* **Stated problem**: From the line that includes "What data populates" to the last line of the records that follow, copy every line exactly and nothing more, omitting pictures.

___ Dataset records ___

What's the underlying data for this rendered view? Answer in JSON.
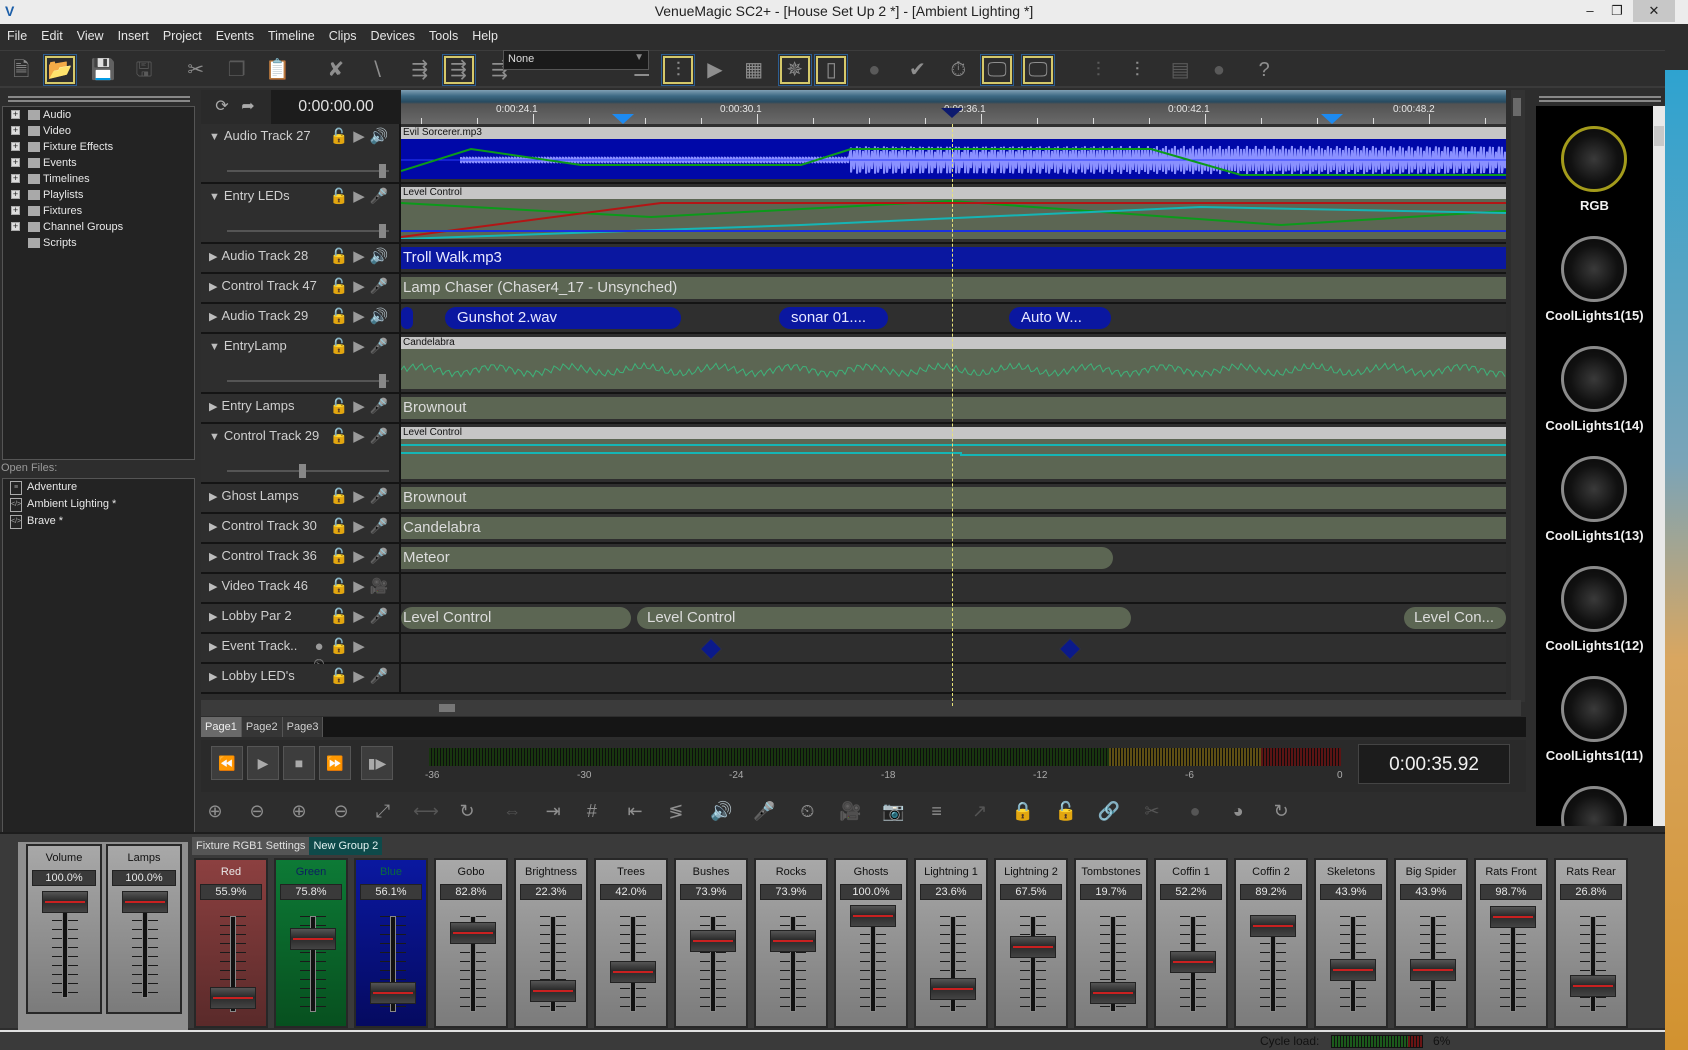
{
  "window": {
    "title": "VenueMagic SC2+ - [House Set Up 2 *] - [Ambient Lighting *]",
    "minimize": "–",
    "maximize": "❐",
    "close": "✕"
  },
  "menu": [
    "File",
    "Edit",
    "View",
    "Insert",
    "Project",
    "Events",
    "Timeline",
    "Clips",
    "Devices",
    "Tools",
    "Help"
  ],
  "toolbar": {
    "dropdown_value": "None",
    "icons": [
      "new-file",
      "open-file",
      "save",
      "save-all",
      "cut",
      "copy",
      "paste",
      "no-fixture",
      "no-link",
      "sequence-list",
      "sequence-step",
      "sequence-next",
      "mixer-stack",
      "faders",
      "video-play",
      "grid",
      "dmx-burst",
      "device-panel",
      "stage-fog",
      "check-clock",
      "timer",
      "screen-in",
      "screen-out",
      "fader-list",
      "fader-add",
      "page-list",
      "fog-list",
      "help-pointer"
    ]
  },
  "tree": {
    "items": [
      "Audio",
      "Video",
      "Fixture Effects",
      "Events",
      "Timelines",
      "Playlists",
      "Fixtures",
      "Channel Groups",
      "Scripts"
    ]
  },
  "open_files": {
    "label": "Open Files:",
    "items": [
      "Adventure",
      "Ambient Lighting *",
      "Brave *"
    ]
  },
  "timeline": {
    "start_time": "0:00:00.00",
    "ruler_labels": [
      "0:00:24.1",
      "0:00:30.1",
      "0:00:36.1",
      "0:00:42.1",
      "0:00:48.2"
    ],
    "tracks": [
      {
        "name": "Audio Track 27",
        "expanded": true,
        "kind": "audio",
        "clips": [
          {
            "label": "Evil Sorcerer.mp3",
            "style": "wave"
          }
        ]
      },
      {
        "name": "Entry LEDs",
        "expanded": true,
        "kind": "control",
        "clips": [
          {
            "label": "Level Control",
            "style": "curves"
          }
        ]
      },
      {
        "name": "Audio Track 28",
        "expanded": false,
        "kind": "audio",
        "clips": [
          {
            "label": "Troll Walk.mp3",
            "style": "blue"
          }
        ]
      },
      {
        "name": "Control Track 47",
        "expanded": false,
        "kind": "control",
        "clips": [
          {
            "label": "Lamp Chaser (Chaser4_17 - Unsynched)",
            "style": "green"
          }
        ]
      },
      {
        "name": "Audio Track 29",
        "expanded": false,
        "kind": "audio",
        "clips": [
          {
            "label": "",
            "style": "bluepill"
          },
          {
            "label": "Gunshot 2.wav",
            "style": "bluepill"
          },
          {
            "label": "sonar 01....",
            "style": "bluepill"
          },
          {
            "label": "Auto W...",
            "style": "bluepill"
          }
        ]
      },
      {
        "name": "EntryLamp",
        "expanded": true,
        "kind": "control",
        "clips": [
          {
            "label": "Candelabra",
            "style": "noise"
          }
        ]
      },
      {
        "name": "Entry Lamps",
        "expanded": false,
        "kind": "control",
        "clips": [
          {
            "label": "Brownout",
            "style": "green"
          }
        ]
      },
      {
        "name": "Control Track 29",
        "expanded": true,
        "kind": "control",
        "clips": [
          {
            "label": "Level Control",
            "style": "flatcurve"
          }
        ]
      },
      {
        "name": "Ghost Lamps",
        "expanded": false,
        "kind": "control",
        "clips": [
          {
            "label": "Brownout",
            "style": "green"
          }
        ]
      },
      {
        "name": "Control Track 30",
        "expanded": false,
        "kind": "control",
        "clips": [
          {
            "label": "Candelabra",
            "style": "green"
          }
        ]
      },
      {
        "name": "Control Track 36",
        "expanded": false,
        "kind": "control",
        "clips": [
          {
            "label": "Meteor",
            "style": "green"
          }
        ]
      },
      {
        "name": "Video Track 46",
        "expanded": false,
        "kind": "video",
        "clips": []
      },
      {
        "name": "Lobby Par 2",
        "expanded": false,
        "kind": "control",
        "clips": [
          {
            "label": "Level Control",
            "style": "greenpill"
          },
          {
            "label": "Level Control",
            "style": "greenpill"
          },
          {
            "label": "Level Con...",
            "style": "greenpill"
          }
        ]
      },
      {
        "name": "Event Track..",
        "expanded": false,
        "kind": "event",
        "clips": []
      },
      {
        "name": "Lobby LED's",
        "expanded": false,
        "kind": "control",
        "clips": []
      }
    ]
  },
  "pages": [
    "Page1",
    "Page2",
    "Page3"
  ],
  "transport": {
    "meter_labels": [
      "-36",
      "-30",
      "-24",
      "-18",
      "-12",
      "-6",
      "0"
    ],
    "current_time": "0:00:35.92"
  },
  "preview": {
    "items": [
      "RGB",
      "CoolLights1(15)",
      "CoolLights1(14)",
      "CoolLights1(13)",
      "CoolLights1(12)",
      "CoolLights1(11)",
      ""
    ]
  },
  "mixer": {
    "masters": [
      {
        "name": "Volume",
        "value": "100.0%",
        "level": 1.0
      },
      {
        "name": "Lamps",
        "value": "100.0%",
        "level": 1.0
      }
    ],
    "tabs": [
      "Fixture RGB1 Settings",
      "New Group 2"
    ],
    "channels": [
      {
        "name": "Red",
        "value": "55.9%",
        "level": 0.15,
        "color": "red"
      },
      {
        "name": "Green",
        "value": "75.8%",
        "level": 0.758,
        "color": "green"
      },
      {
        "name": "Blue",
        "value": "56.1%",
        "level": 0.2,
        "color": "blue"
      },
      {
        "name": "Gobo",
        "value": "82.8%",
        "level": 0.828,
        "color": "gray"
      },
      {
        "name": "Brightness",
        "value": "22.3%",
        "level": 0.223,
        "color": "gray"
      },
      {
        "name": "Trees",
        "value": "42.0%",
        "level": 0.42,
        "color": "gray"
      },
      {
        "name": "Bushes",
        "value": "73.9%",
        "level": 0.739,
        "color": "gray"
      },
      {
        "name": "Rocks",
        "value": "73.9%",
        "level": 0.739,
        "color": "gray"
      },
      {
        "name": "Ghosts",
        "value": "100.0%",
        "level": 1.0,
        "color": "gray"
      },
      {
        "name": "Lightning 1",
        "value": "23.6%",
        "level": 0.236,
        "color": "gray"
      },
      {
        "name": "Lightning 2",
        "value": "67.5%",
        "level": 0.675,
        "color": "gray"
      },
      {
        "name": "Tombstones",
        "value": "19.7%",
        "level": 0.197,
        "color": "gray"
      },
      {
        "name": "Coffin 1",
        "value": "52.2%",
        "level": 0.522,
        "color": "gray"
      },
      {
        "name": "Coffin 2",
        "value": "89.2%",
        "level": 0.892,
        "color": "gray"
      },
      {
        "name": "Skeletons",
        "value": "43.9%",
        "level": 0.439,
        "color": "gray"
      },
      {
        "name": "Big Spider",
        "value": "43.9%",
        "level": 0.439,
        "color": "gray"
      },
      {
        "name": "Rats Front",
        "value": "98.7%",
        "level": 0.987,
        "color": "gray"
      },
      {
        "name": "Rats Rear",
        "value": "26.8%",
        "level": 0.268,
        "color": "gray"
      }
    ]
  },
  "status": {
    "cycle_label": "Cycle load:",
    "cycle_value": "6%",
    "cycle_level": 0.06
  }
}
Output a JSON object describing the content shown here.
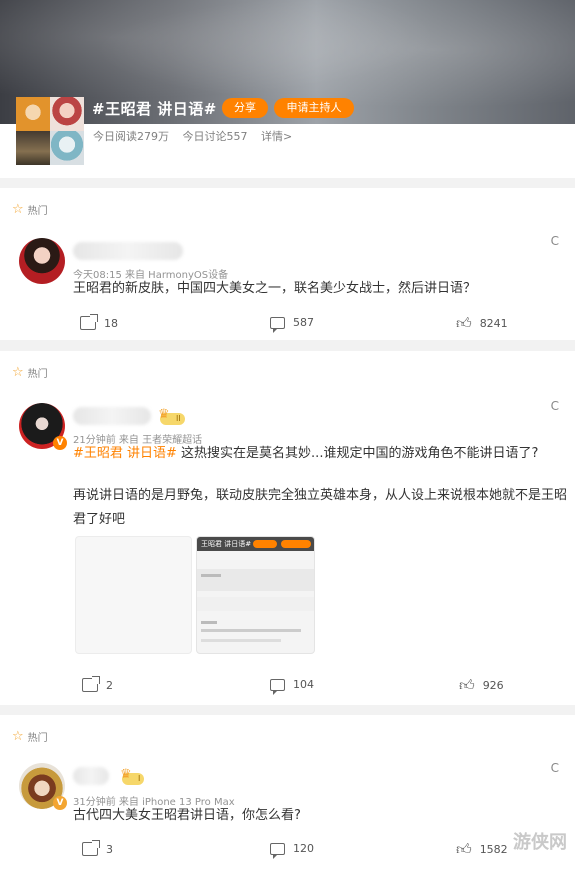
{
  "topic": {
    "title": "#王昭君 讲日语#",
    "share_label": "分享",
    "host_label": "申请主持人",
    "read_today": "今日阅读279万",
    "discuss_today": "今日讨论557",
    "detail_link": "详情>"
  },
  "posts": [
    {
      "hot_label": "热门",
      "meta": "今天08:15 来自 HarmonyOS设备",
      "content": "王昭君的新皮肤，中国四大美女之一，联名美少女战士，然后讲日语？",
      "reposts": "18",
      "comments": "587",
      "likes": "8241",
      "c_mark": "C"
    },
    {
      "hot_label": "热门",
      "level": "II",
      "meta": "21分钟前 来自 王者荣耀超话",
      "hashtag": "#王昭君 讲日语#",
      "content_line1": " 这热搜实在是莫名其妙...谁规定中国的游戏角色不能讲日语了?",
      "content_line2": "再说讲日语的是月野兔，联动皮肤完全独立英雄本身，从人设上来说根本她就不是王昭",
      "content_line3": "君了好吧",
      "img_topic": "王昭君 讲日语#",
      "reposts": "2",
      "comments": "104",
      "likes": "926",
      "c_mark": "C"
    },
    {
      "hot_label": "热门",
      "level": "I",
      "meta": "31分钟前 来自 iPhone 13 Pro Max",
      "content": "古代四大美女王昭君讲日语，你怎么看?",
      "reposts": "3",
      "comments": "120",
      "likes": "1582",
      "c_mark": "C"
    }
  ],
  "watermark": "游侠网",
  "colors": {
    "accent": "#ff8200",
    "hot_star": "#f3a531"
  }
}
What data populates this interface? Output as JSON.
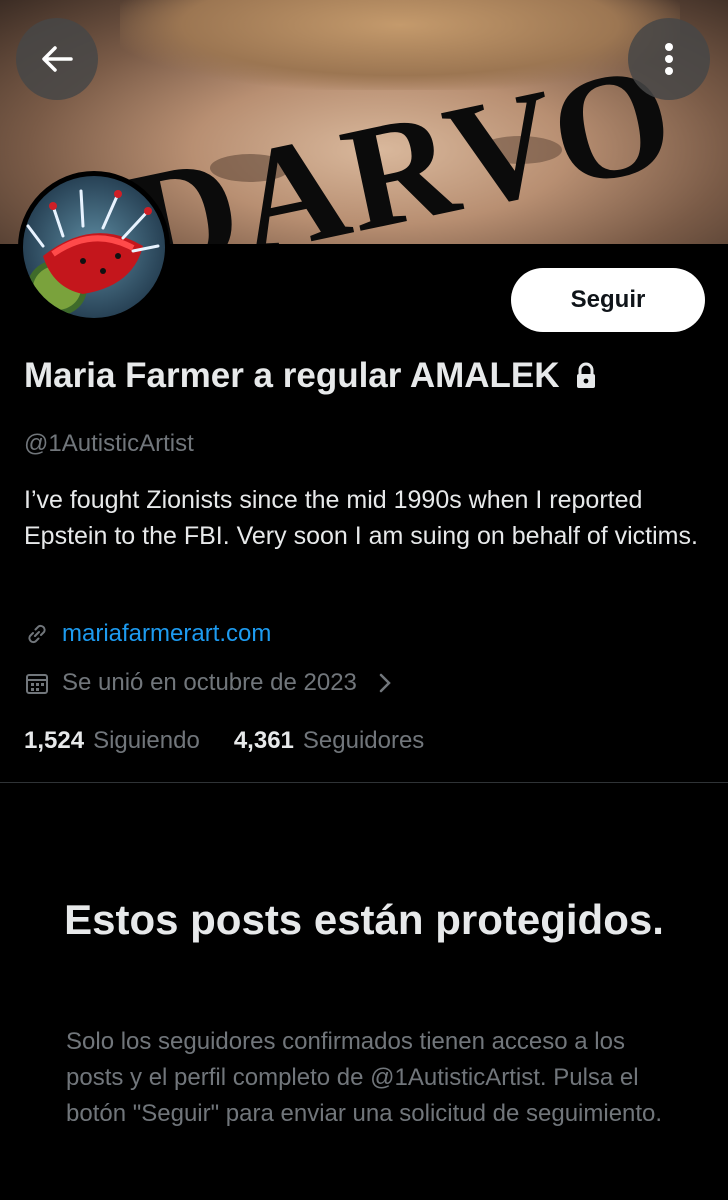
{
  "banner": {
    "overlay_text": "DARVO"
  },
  "profile": {
    "display_name": "Maria Farmer a regular AMALEK",
    "handle": "@1AutisticArtist",
    "bio": "I’ve fought Zionists since the mid 1990s when I reported Epstein to the FBI. Very soon I am suing on behalf of victims.",
    "website": "mariafarmerart.com",
    "joined": "Se unió en octubre de 2023",
    "protected": true
  },
  "actions": {
    "follow_label": "Seguir"
  },
  "stats": {
    "following_count": "1,524",
    "following_label": "Siguiendo",
    "followers_count": "4,361",
    "followers_label": "Seguidores"
  },
  "protected_notice": {
    "title": "Estos posts están protegidos.",
    "body": "Solo los seguidores confirmados tienen acceso a los posts y el perfil completo de @1AutisticArtist. Pulsa el botón \"Seguir\" para enviar una solicitud de seguimiento."
  },
  "icons": {
    "back": "arrow-left-icon",
    "more": "more-vertical-icon",
    "lock": "lock-icon",
    "link": "link-icon",
    "calendar": "calendar-icon",
    "chevron": "chevron-right-icon"
  },
  "colors": {
    "background": "#000000",
    "text_primary": "#e7e9ea",
    "text_secondary": "#71767b",
    "link": "#1d9bf0",
    "follow_button_bg": "#ffffff",
    "follow_button_text": "#0f1419",
    "divider": "#2f3336"
  }
}
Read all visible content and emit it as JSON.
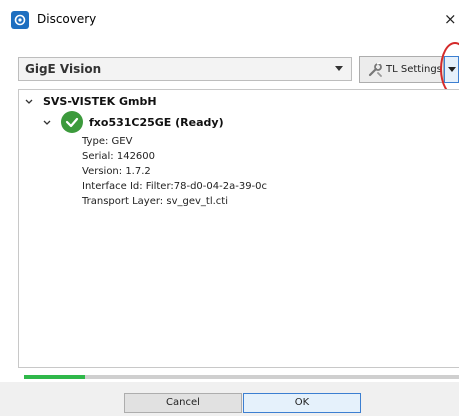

___

* **Written response**:
What data populates this interface? Output as JSON.
{
  "banner": {
    "overlay_text": "DARVO"
  },
  "profile": {
    "display_name": "Maria Farmer a regular AMALEK",
    "handle": "@1AutisticArtist",
    "bio": "I’ve fought Zionists since the mid 1990s when I reported Epstein to the FBI. Very soon I am suing on behalf of victims.",
    "website": "mariafarmerart.com",
    "joined": "Se unió en octubre de 2023",
    "protected": true
  },
  "actions": {
    "follow_label": "Seguir"
  },
  "stats": {
    "following_count": "1,524",
    "following_label": "Siguiendo",
    "followers_count": "4,361",
    "followers_label": "Seguidores"
  },
  "protected_notice": {
    "title": "Estos posts están protegidos.",
    "body": "Solo los seguidores confirmados tienen acceso a los posts y el perfil completo de @1AutisticArtist. Pulsa el botón \"Seguir\" para enviar una solicitud de seguimiento."
  },
  "icons": {
    "back": "arrow-left-icon",
    "more": "more-vertical-icon",
    "lock": "lock-icon",
    "link": "link-icon",
    "calendar": "calendar-icon",
    "chevron": "chevron-right-icon"
  },
  "colors": {
    "background": "#000000",
    "text_primary": "#e7e9ea",
    "text_secondary": "#71767b",
    "link": "#1d9bf0",
    "follow_button_bg": "#ffffff",
    "follow_button_text": "#0f1419",
    "divider": "#2f3336"
  }
}
Read all visible content and emit it as JSON.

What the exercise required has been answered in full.